START Passage to read
A child’s wrongdoings are countless. How many times have our young, innocent and immature selves hurt our parents’ feelings? And yet, we are still forgiven time and again. The study sessions of “The Profound Parental Love” musical took place on 21, 24, and 28 July 2014 and it was a great learning opportunity for 65 youths. Through volunteer facilitators and sharing from their seniors, they repented the many times they had unintentionally done their parents wrong.

The theme of the fifth round of book study session was: “The Erroneous Ways of a Child (子过),”, which, as the title suggests, is about the many mistakes we make as children. These mistakes can be both major and minor, from arguing and even physically harming one’s parents over monetary disputes to little things like feeling irritated at the concerned nagging from one’s parents. Our parents worry and care very much, but sometimes find it difficult to express these emotions, yet children always feel that they are the ones who are right, and more often than not do not pay enough attention to their words and actions that greatly impact on their parents’ feelings. When the younger generation leaves home in search of independence and their own lives, the older generation left at home cannot let go of the deep bond between them.

Once we have seen all that there is to see and turn to look behind, what is truly the most important? Is it standing triumphantly on the top of the world, or is it having your loved ones by your side? Is it having the most successful career, or is it a warm, comforting meal at home? As the saying goes, “a parent wants nothing but obedient children.” A volunteer facilitator earnestly shared his wisdom from a father’s perspective with the students. It is impossible to turn back time, so while we are all busying ourselves out in the world, we have to remember to be filial to our parents and always show our care towards them, for fear of being too late. In the blink of an eye, we ourselves could be parents, while our own parents might not even be with us in this world anymore.

Impermanence—Why Filial Piety Should Start Young

Chen Zhao Yun shared that when he was younger and had just gotten married, his company wanted to send him to Indonesia to work. For the sake of his career, he decided to bring his wife along to temporarily reside in Indonesia for two years. During those two years, he had never once taken the initiative to call back home, only returning home during the Chinese New Year. At that time, he still did not understand how a parent would feel – but when he became a father himself, he realized that what a parent really wants is to know how his child is doing. “We shouldn’t use the excuse that “even if I told you, you wouldn’t understand anyway” to avoid telling our parents what we are doing with our lives, but rather try to help them understand. Only then can our parents feel reassured enough to let us have our independence and venture into the big world beyond home. We can even take the initiative to do things with our parents, and allow them to fulfil their own wishes.”

Tzu Ching Li Yu Hui has the fortune of being able to see her parents every day, and thus often takes that for granted. The topic of parent-child relationships is inextricably linked with a parent’s expectations and nagging, and arguments are inevitable. “I used to think that my parents were just more stubborn, but now every time we disagree, I would first go along with my parents, before slowly trying to communicate better so that they would be able to understand my own perspective.”

Senior Xiao Hong Chang shared a story about himself and his brother. His brother had been disobedient since young, and had some friends who exerted a bad influence on him. He was always overbearing in attitude and the entire family was always slightly scared of him. When he was older, whenever he met with problems at work he would just flare up, and this made their father extremely concerned. “Your brother’s current situation is very bad, as a younger brother you should help him out in any way you can,” his father would say to him tearfully. Xiao remembers this scene very clearly, and from it we can understood that a parent’s first concern will always be for their children.
END Passage to read
START Source data
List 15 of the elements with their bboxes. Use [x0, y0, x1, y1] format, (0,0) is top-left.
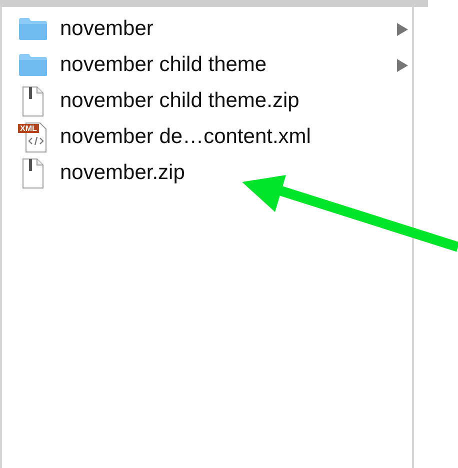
END Source data
→ **Given problem**:
Please answer these questions from the text on the filial piety study sessions:
1. How many youths took part in the study sessions?
2. What was the theme of the fifth round of the book study session?
3. For how many years did Chen Zhao Yun live in Indonesia?

→ **Written solution**:
1. 65
2. "The Erroneous Ways of a Child (子过)"
3. Two years